__PROBLEM DETAILS__
Reproduce every entry below precisely. Pictures are excluded from the copy.

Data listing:

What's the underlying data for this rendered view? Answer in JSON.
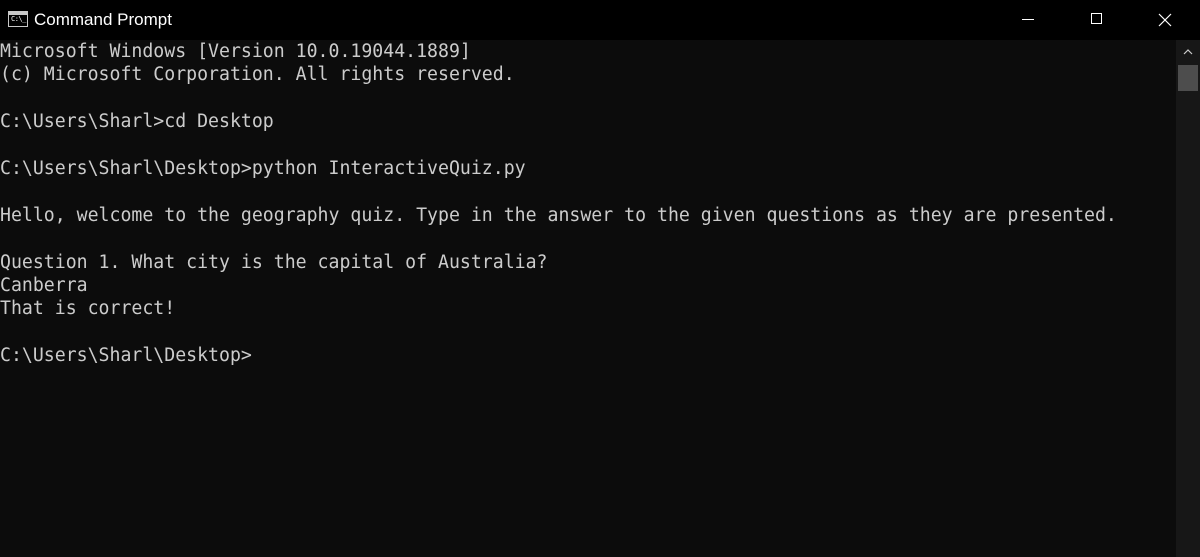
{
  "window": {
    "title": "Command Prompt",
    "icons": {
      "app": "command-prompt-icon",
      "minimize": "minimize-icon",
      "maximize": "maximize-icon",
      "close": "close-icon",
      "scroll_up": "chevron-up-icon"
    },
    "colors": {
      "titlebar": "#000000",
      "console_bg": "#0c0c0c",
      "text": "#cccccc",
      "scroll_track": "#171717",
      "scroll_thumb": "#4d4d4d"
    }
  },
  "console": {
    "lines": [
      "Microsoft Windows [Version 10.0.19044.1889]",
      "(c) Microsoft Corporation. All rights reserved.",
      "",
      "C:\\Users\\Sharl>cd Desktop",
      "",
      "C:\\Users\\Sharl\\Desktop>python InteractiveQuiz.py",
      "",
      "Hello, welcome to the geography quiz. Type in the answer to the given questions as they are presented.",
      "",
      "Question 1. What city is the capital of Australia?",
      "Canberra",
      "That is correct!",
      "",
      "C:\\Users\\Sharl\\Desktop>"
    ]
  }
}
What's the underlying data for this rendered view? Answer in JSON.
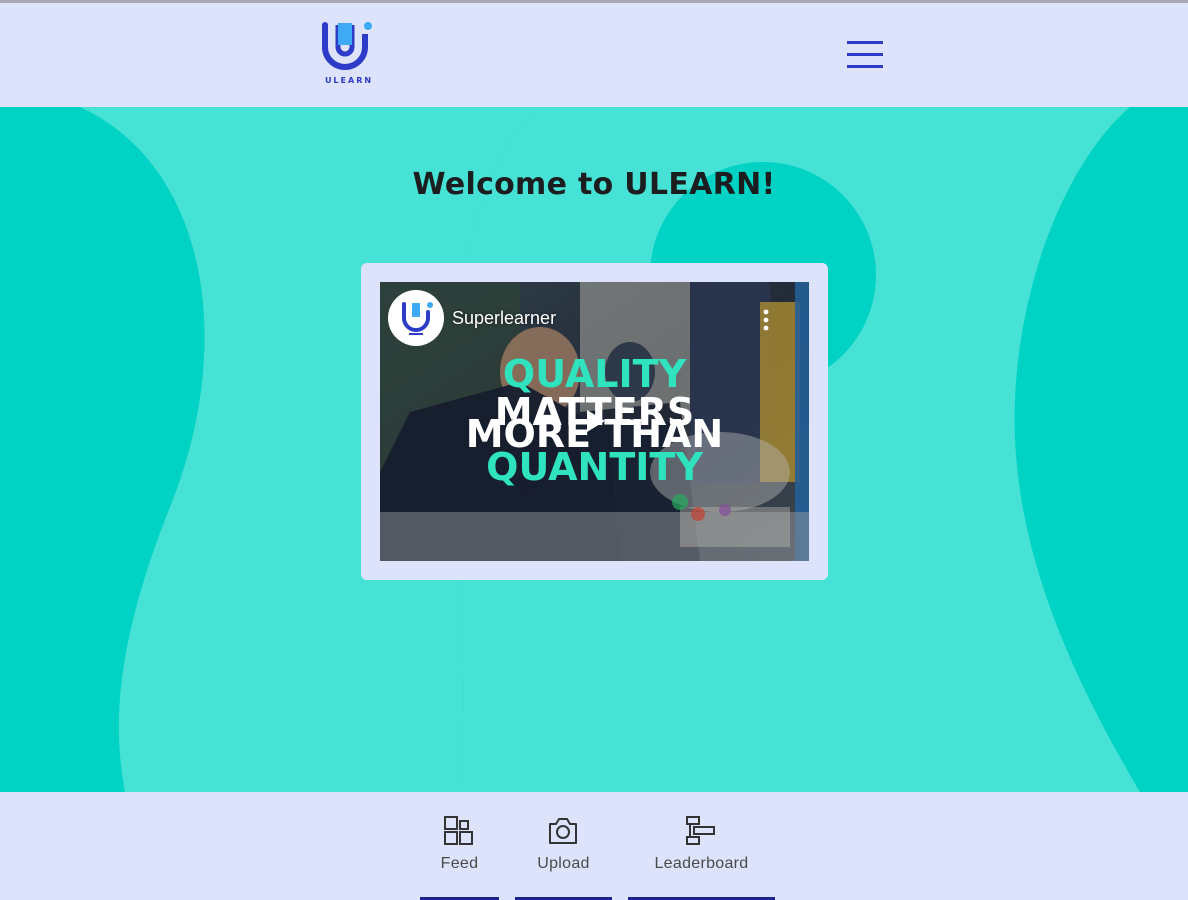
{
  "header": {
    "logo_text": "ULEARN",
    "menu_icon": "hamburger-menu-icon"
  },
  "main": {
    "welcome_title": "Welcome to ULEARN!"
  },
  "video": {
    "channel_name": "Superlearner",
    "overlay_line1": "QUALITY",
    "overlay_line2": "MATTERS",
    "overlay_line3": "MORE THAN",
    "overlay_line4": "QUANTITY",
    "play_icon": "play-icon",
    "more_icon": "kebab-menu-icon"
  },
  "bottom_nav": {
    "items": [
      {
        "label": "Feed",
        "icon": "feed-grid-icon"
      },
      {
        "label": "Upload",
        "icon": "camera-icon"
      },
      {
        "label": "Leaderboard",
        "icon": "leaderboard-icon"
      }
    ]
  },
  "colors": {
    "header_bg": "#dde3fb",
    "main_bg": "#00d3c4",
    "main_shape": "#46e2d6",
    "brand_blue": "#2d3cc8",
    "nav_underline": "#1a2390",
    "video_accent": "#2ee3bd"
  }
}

__EXERCISE ANSWER__
What's the underlying data for this rendered view? Answer in JSON.
{
  "window": {
    "title": "Command Prompt",
    "icons": {
      "app": "command-prompt-icon",
      "minimize": "minimize-icon",
      "maximize": "maximize-icon",
      "close": "close-icon",
      "scroll_up": "chevron-up-icon"
    },
    "colors": {
      "titlebar": "#000000",
      "console_bg": "#0c0c0c",
      "text": "#cccccc",
      "scroll_track": "#171717",
      "scroll_thumb": "#4d4d4d"
    }
  },
  "console": {
    "lines": [
      "Microsoft Windows [Version 10.0.19044.1889]",
      "(c) Microsoft Corporation. All rights reserved.",
      "",
      "C:\\Users\\Sharl>cd Desktop",
      "",
      "C:\\Users\\Sharl\\Desktop>python InteractiveQuiz.py",
      "",
      "Hello, welcome to the geography quiz. Type in the answer to the given questions as they are presented.",
      "",
      "Question 1. What city is the capital of Australia?",
      "Canberra",
      "That is correct!",
      "",
      "C:\\Users\\Sharl\\Desktop>"
    ]
  }
}
What's the underlying data for this rendered view? Answer in JSON.
{
  "header": {
    "logo_text": "ULEARN",
    "menu_icon": "hamburger-menu-icon"
  },
  "main": {
    "welcome_title": "Welcome to ULEARN!"
  },
  "video": {
    "channel_name": "Superlearner",
    "overlay_line1": "QUALITY",
    "overlay_line2": "MATTERS",
    "overlay_line3": "MORE THAN",
    "overlay_line4": "QUANTITY",
    "play_icon": "play-icon",
    "more_icon": "kebab-menu-icon"
  },
  "bottom_nav": {
    "items": [
      {
        "label": "Feed",
        "icon": "feed-grid-icon"
      },
      {
        "label": "Upload",
        "icon": "camera-icon"
      },
      {
        "label": "Leaderboard",
        "icon": "leaderboard-icon"
      }
    ]
  },
  "colors": {
    "header_bg": "#dde3fb",
    "main_bg": "#00d3c4",
    "main_shape": "#46e2d6",
    "brand_blue": "#2d3cc8",
    "nav_underline": "#1a2390",
    "video_accent": "#2ee3bd"
  }
}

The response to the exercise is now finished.